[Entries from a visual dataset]
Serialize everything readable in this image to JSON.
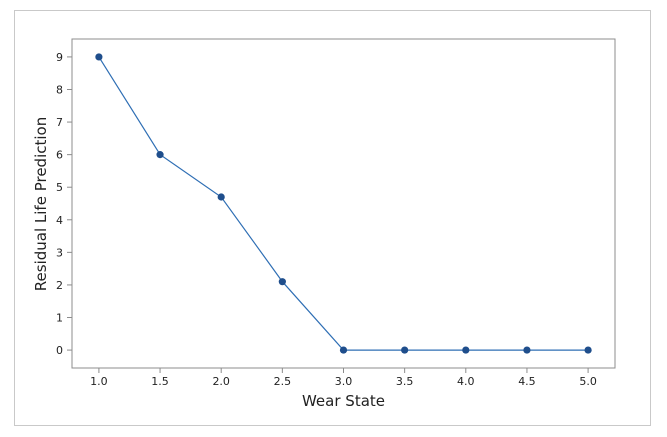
{
  "chart_data": {
    "type": "line",
    "title": "",
    "xlabel": "Wear State",
    "ylabel": "Residual Life Prediction",
    "x": [
      1.0,
      1.5,
      2.0,
      2.5,
      3.0,
      3.5,
      4.0,
      4.5,
      5.0
    ],
    "series": [
      {
        "values": [
          9,
          6,
          4.7,
          2.1,
          0,
          0,
          0,
          0,
          0
        ]
      }
    ],
    "xticks": [
      "1.0",
      "1.5",
      "2.0",
      "2.5",
      "3.0",
      "3.5",
      "4.0",
      "4.5",
      "5.0"
    ],
    "yticks": [
      "0",
      "1",
      "2",
      "3",
      "4",
      "5",
      "6",
      "7",
      "8",
      "9"
    ],
    "xlim": [
      0.78,
      5.22
    ],
    "ylim": [
      -0.55,
      9.55
    ],
    "grid": false,
    "line_color": "#2e6eb4",
    "marker_color": "#1f4e8c",
    "plot_border_color": "#8c8c8c"
  }
}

**Exercise details**
Would you return the data exactly as written, without the pictures?

**Result for this exercise**
Serialize everything readable in this image to JSON.
{
  "chart_data": {
    "type": "line",
    "title": "",
    "xlabel": "Wear State",
    "ylabel": "Residual Life Prediction",
    "x": [
      1.0,
      1.5,
      2.0,
      2.5,
      3.0,
      3.5,
      4.0,
      4.5,
      5.0
    ],
    "series": [
      {
        "values": [
          9,
          6,
          4.7,
          2.1,
          0,
          0,
          0,
          0,
          0
        ]
      }
    ],
    "xticks": [
      "1.0",
      "1.5",
      "2.0",
      "2.5",
      "3.0",
      "3.5",
      "4.0",
      "4.5",
      "5.0"
    ],
    "yticks": [
      "0",
      "1",
      "2",
      "3",
      "4",
      "5",
      "6",
      "7",
      "8",
      "9"
    ],
    "xlim": [
      0.78,
      5.22
    ],
    "ylim": [
      -0.55,
      9.55
    ],
    "grid": false,
    "line_color": "#2e6eb4",
    "marker_color": "#1f4e8c",
    "plot_border_color": "#8c8c8c"
  }
}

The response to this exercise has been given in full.